== What is asked ==
Copy every line of the records below where the word "الأول" occurs.

== Material provided ==
________________________
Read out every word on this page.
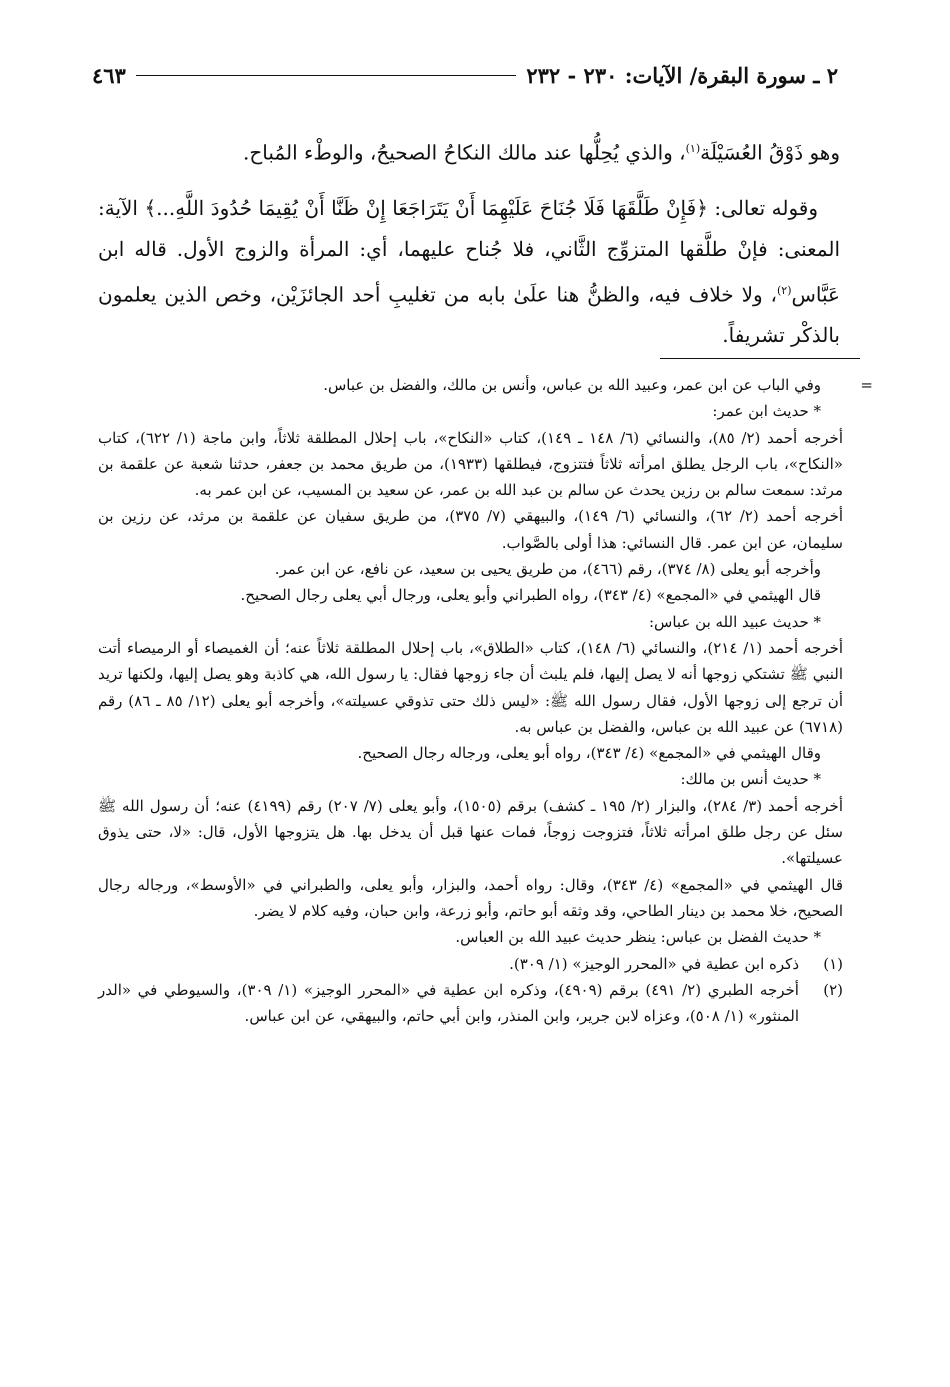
٢ ـ سورة البقرة/ الآيات: ٢٣٠ - ٢٣٢
٤٦٣

وهو ذَوْقُ العُسَيْلَة$^{(١)}$، والذي يُحِلُّها عند مالك النكاحُ الصحيحُ، والوطْء المُباح.

وقوله تعالى: ﴿فَإِنْ طَلَّقَهَا فَلَا جُنَاحَ عَلَيْهِمَا أَنْ يَتَرَاجَعَا إِنْ ظَنَّا أَنْ يُقِيمَا حُدُودَ اللَّهِ...﴾ الآية: المعنى: فإنْ طلَّقها المتزوِّج الثَّاني، فلا جُناح عليهما، أي: المرأة والزوج الأول. قاله ابن عَبَّاس$^{(٢)}$، ولا خلاف فيه، والظنُّ هنا علَىٰ بابه من تغليبِ أحد الجائزَيْن، وخص الذين يعلمون بالذكْر تشريفاً.

=
وفي الباب عن ابن عمر، وعبيد الله بن عباس، وأنس بن مالك، والفضل بن عباس.

* حديث ابن عمر:

أخرجه أحمد (٢/ ٨٥)، والنسائي (٦/ ١٤٨ ـ ١٤٩)، كتاب «النكاح»، باب إحلال المطلقة ثلاثاً، وابن ماجة (١/ ٦٢٢)، كتاب «النكاح»، باب الرجل يطلق امرأته ثلاثاً فتتزوج، فيطلقها (١٩٣٣)، من طريق محمد بن جعفر، حدثنا شعبة عن علقمة بن مرثد: سمعت سالم بن رزين يحدث عن سالم بن عبد الله بن عمر، عن سعيد بن المسيب، عن ابن عمر به.

أخرجه أحمد (٢/ ٦٢)، والنسائي (٦/ ١٤٩)، والبيهقي (٧/ ٣٧٥)، من طريق سفيان عن علقمة بن مرثد، عن رزين بن سليمان، عن ابن عمر. قال النسائي: هذا أولى بالصَّواب.

وأخرجه أبو يعلى (٨/ ٣٧٤)، رقم (٤٦٦)، من طريق يحيى بن سعيد، عن نافع، عن ابن عمر.

قال الهيثمي في «المجمع» (٤/ ٣٤٣)، رواه الطبراني وأبو يعلى، ورجال أبي يعلى رجال الصحيح.

* حديث عبيد الله بن عباس:

أخرجه أحمد (١/ ٢١٤)، والنسائي (٦/ ١٤٨)، كتاب «الطلاق»، باب إحلال المطلقة ثلاثاً عنه؛ أن الغميصاء أو الرميصاء أتت النبي ﷺ تشتكي زوجها أنه لا يصل إليها، فلم يلبث أن جاء زوجها فقال: يا رسول الله، هي كاذبة وهو يصل إليها، ولكنها تريد أن ترجع إلى زوجها الأول، فقال رسول الله ﷺ: «ليس ذلك حتى تذوقي عسيلته»، وأخرجه أبو يعلى (١٢/ ٨٥ ـ ٨٦) رقم (٦٧١٨) عن عبيد الله بن عباس، والفضل بن عباس به.

وقال الهيثمي في «المجمع» (٤/ ٣٤٣)، رواه أبو يعلى، ورجاله رجال الصحيح.

* حديث أنس بن مالك:

أخرجه أحمد (٣/ ٢٨٤)، والبزار (٢/ ١٩٥ ـ كشف) برقم (١٥٠٥)، وأبو يعلى (٧/ ٢٠٧) رقم (٤١٩٩) عنه؛ أن رسول الله ﷺ سئل عن رجل طلق امرأته ثلاثاً، فتزوجت زوجاً، فمات عنها قبل أن يدخل بها. هل يتزوجها الأول، قال: «لا، حتى يذوق عسيلتها».

قال الهيثمي في «المجمع» (٤/ ٣٤٣)، وقال: رواه أحمد، والبزار، وأبو يعلى، والطبراني في «الأوسط»، ورجاله رجال الصحيح، خلا محمد بن دينار الطاحي، وقد وثقه أبو حاتم، وأبو زرعة، وابن حبان، وفيه كلام لا يضر.

* حديث الفضل بن عباس: ينظر حديث عبيد الله بن العباس.

(١)
ذكره ابن عطية في «المحرر الوجيز» (١/ ٣٠٩).
(٢)
أخرجه الطبري (٢/ ٤٩١) برقم (٤٩٠٩)، وذكره ابن عطية في «المحرر الوجيز» (١/ ٣٠٩)، والسيوطي في «الدر المنثور» (١/ ٥٠٨)، وعزاه لابن جرير، وابن المنذر، وابن أبي حاتم، والبيهقي، عن ابن عباس.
________________________
== Correct result ==
وقوله تعالى: ﴿فَإِنْ طَلَّقَهَا فَلَا جُنَاحَ عَلَيْهِمَا أَنْ يَتَرَاجَعَا إِنْ ظَنَّا أَنْ يُقِيمَا حُدُودَ اللَّهِ...﴾ الآية: المعنى: فإنْ طلَّقها المتزوِّج الثَّاني، فلا جُناح عليهما، أي: المرأة والزوج الأول. قاله ابن عَبَّاس$^{(٢)}$، ولا خلاف فيه، والظنُّ هنا علَىٰ بابه من تغليبِ أحد الجائزَيْن، وخص الذين يعلمون بالذكْر تشريفاً.
أخرجه أحمد (١/ ٢١٤)، والنسائي (٦/ ١٤٨)، كتاب «الطلاق»، باب إحلال المطلقة ثلاثاً عنه؛ أن الغميصاء أو الرميصاء أتت النبي ﷺ تشتكي زوجها أنه لا يصل إليها، فلم يلبث أن جاء زوجها فقال: يا رسول الله، هي كاذبة وهو يصل إليها، ولكنها تريد أن ترجع إلى زوجها الأول، فقال رسول الله ﷺ: «ليس ذلك حتى تذوقي عسيلته»، وأخرجه أبو يعلى (١٢/ ٨٥ ـ ٨٦) رقم (٦٧١٨) عن عبيد الله بن عباس، والفضل بن عباس به.
أخرجه أحمد (٣/ ٢٨٤)، والبزار (٢/ ١٩٥ ـ كشف) برقم (١٥٠٥)، وأبو يعلى (٧/ ٢٠٧) رقم (٤١٩٩) عنه؛ أن رسول الله ﷺ سئل عن رجل طلق امرأته ثلاثاً، فتزوجت زوجاً، فمات عنها قبل أن يدخل بها. هل يتزوجها الأول، قال: «لا، حتى يذوق عسيلتها».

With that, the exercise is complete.